-- start Given data --
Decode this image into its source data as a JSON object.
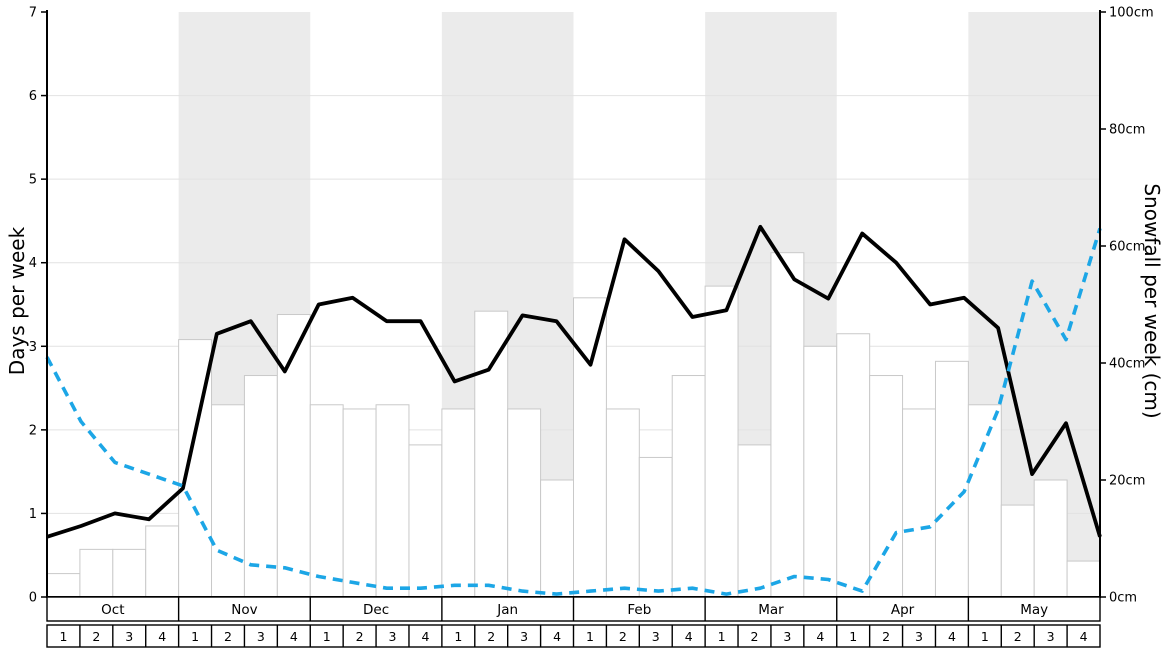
{
  "chart_data": {
    "type": "line",
    "title": "",
    "x_axis": {
      "months": [
        "Oct",
        "Nov",
        "Dec",
        "Jan",
        "Feb",
        "Mar",
        "Apr",
        "May"
      ],
      "week_labels": [
        "1",
        "2",
        "3",
        "4"
      ],
      "weeks_per_month": 4
    },
    "left_axis": {
      "label": "Days per week",
      "min": 0,
      "max": 7,
      "ticks": [
        0,
        1,
        2,
        3,
        4,
        5,
        6,
        7
      ]
    },
    "right_axis": {
      "label": "Snowfall per week (cm)",
      "min": 0,
      "max": 100,
      "ticks": [
        {
          "value": 0,
          "label": "0cm"
        },
        {
          "value": 20,
          "label": "20cm"
        },
        {
          "value": 40,
          "label": "40cm"
        },
        {
          "value": 60,
          "label": "60cm"
        },
        {
          "value": 80,
          "label": "80cm"
        },
        {
          "value": 100,
          "label": "100cm"
        }
      ]
    },
    "series": [
      {
        "id": "days-per-week-line",
        "type": "line",
        "axis": "left",
        "color": "#000000",
        "dash": null,
        "width": 3.8,
        "values": [
          0.72,
          0.85,
          1.0,
          0.93,
          1.3,
          3.15,
          3.3,
          2.7,
          3.5,
          3.58,
          3.3,
          3.3,
          2.58,
          2.72,
          3.37,
          3.3,
          2.78,
          4.28,
          3.9,
          3.35,
          3.43,
          4.43,
          3.8,
          3.57,
          4.35,
          4.0,
          3.5,
          3.58,
          3.22,
          1.47,
          2.08,
          0.72
        ]
      },
      {
        "id": "snowfall-per-week-line",
        "type": "line",
        "axis": "right",
        "color": "#1ca6e6",
        "dash": [
          10,
          7
        ],
        "width": 3.6,
        "values": [
          41,
          30,
          23,
          21,
          19,
          8,
          5.5,
          5,
          3.5,
          2.5,
          1.5,
          1.5,
          2,
          2,
          1,
          0.5,
          1,
          1.5,
          1,
          1.5,
          0.5,
          1.5,
          3.5,
          3,
          1,
          11,
          12,
          18,
          32,
          54,
          44,
          63
        ]
      },
      {
        "id": "weekly-bars",
        "type": "bar",
        "axis": "left",
        "fill": "#ffffff",
        "stroke": "#c9c9c9",
        "values": [
          0.28,
          0.57,
          0.57,
          0.85,
          3.08,
          2.3,
          2.65,
          3.38,
          2.3,
          2.25,
          2.3,
          1.82,
          2.25,
          3.42,
          2.25,
          1.4,
          3.58,
          2.25,
          1.67,
          2.65,
          3.72,
          1.82,
          4.12,
          3.0,
          3.15,
          2.65,
          2.25,
          2.82,
          2.3,
          1.1,
          1.4,
          0.43
        ]
      }
    ],
    "background": {
      "band_color": "#ebebeb",
      "shaded_month_indices": [
        1,
        3,
        5,
        7
      ]
    },
    "gridlines": {
      "color": "#e2e2e2",
      "values": [
        1,
        2,
        3,
        4,
        5,
        6
      ]
    }
  }
}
-- end Given data --
Pictures excluded, quote all the data above exactly.

Decode this image into its source data as a JSON object.
{
  "chart_data": {
    "type": "line",
    "title": "",
    "x_axis": {
      "months": [
        "Oct",
        "Nov",
        "Dec",
        "Jan",
        "Feb",
        "Mar",
        "Apr",
        "May"
      ],
      "week_labels": [
        "1",
        "2",
        "3",
        "4"
      ],
      "weeks_per_month": 4
    },
    "left_axis": {
      "label": "Days per week",
      "min": 0,
      "max": 7,
      "ticks": [
        0,
        1,
        2,
        3,
        4,
        5,
        6,
        7
      ]
    },
    "right_axis": {
      "label": "Snowfall per week (cm)",
      "min": 0,
      "max": 100,
      "ticks": [
        {
          "value": 0,
          "label": "0cm"
        },
        {
          "value": 20,
          "label": "20cm"
        },
        {
          "value": 40,
          "label": "40cm"
        },
        {
          "value": 60,
          "label": "60cm"
        },
        {
          "value": 80,
          "label": "80cm"
        },
        {
          "value": 100,
          "label": "100cm"
        }
      ]
    },
    "series": [
      {
        "id": "days-per-week-line",
        "type": "line",
        "axis": "left",
        "color": "#000000",
        "dash": null,
        "width": 3.8,
        "values": [
          0.72,
          0.85,
          1.0,
          0.93,
          1.3,
          3.15,
          3.3,
          2.7,
          3.5,
          3.58,
          3.3,
          3.3,
          2.58,
          2.72,
          3.37,
          3.3,
          2.78,
          4.28,
          3.9,
          3.35,
          3.43,
          4.43,
          3.8,
          3.57,
          4.35,
          4.0,
          3.5,
          3.58,
          3.22,
          1.47,
          2.08,
          0.72
        ]
      },
      {
        "id": "snowfall-per-week-line",
        "type": "line",
        "axis": "right",
        "color": "#1ca6e6",
        "dash": [
          10,
          7
        ],
        "width": 3.6,
        "values": [
          41,
          30,
          23,
          21,
          19,
          8,
          5.5,
          5,
          3.5,
          2.5,
          1.5,
          1.5,
          2,
          2,
          1,
          0.5,
          1,
          1.5,
          1,
          1.5,
          0.5,
          1.5,
          3.5,
          3,
          1,
          11,
          12,
          18,
          32,
          54,
          44,
          63
        ]
      },
      {
        "id": "weekly-bars",
        "type": "bar",
        "axis": "left",
        "fill": "#ffffff",
        "stroke": "#c9c9c9",
        "values": [
          0.28,
          0.57,
          0.57,
          0.85,
          3.08,
          2.3,
          2.65,
          3.38,
          2.3,
          2.25,
          2.3,
          1.82,
          2.25,
          3.42,
          2.25,
          1.4,
          3.58,
          2.25,
          1.67,
          2.65,
          3.72,
          1.82,
          4.12,
          3.0,
          3.15,
          2.65,
          2.25,
          2.82,
          2.3,
          1.1,
          1.4,
          0.43
        ]
      }
    ],
    "background": {
      "band_color": "#ebebeb",
      "shaded_month_indices": [
        1,
        3,
        5,
        7
      ]
    },
    "gridlines": {
      "color": "#e2e2e2",
      "values": [
        1,
        2,
        3,
        4,
        5,
        6
      ]
    }
  }
}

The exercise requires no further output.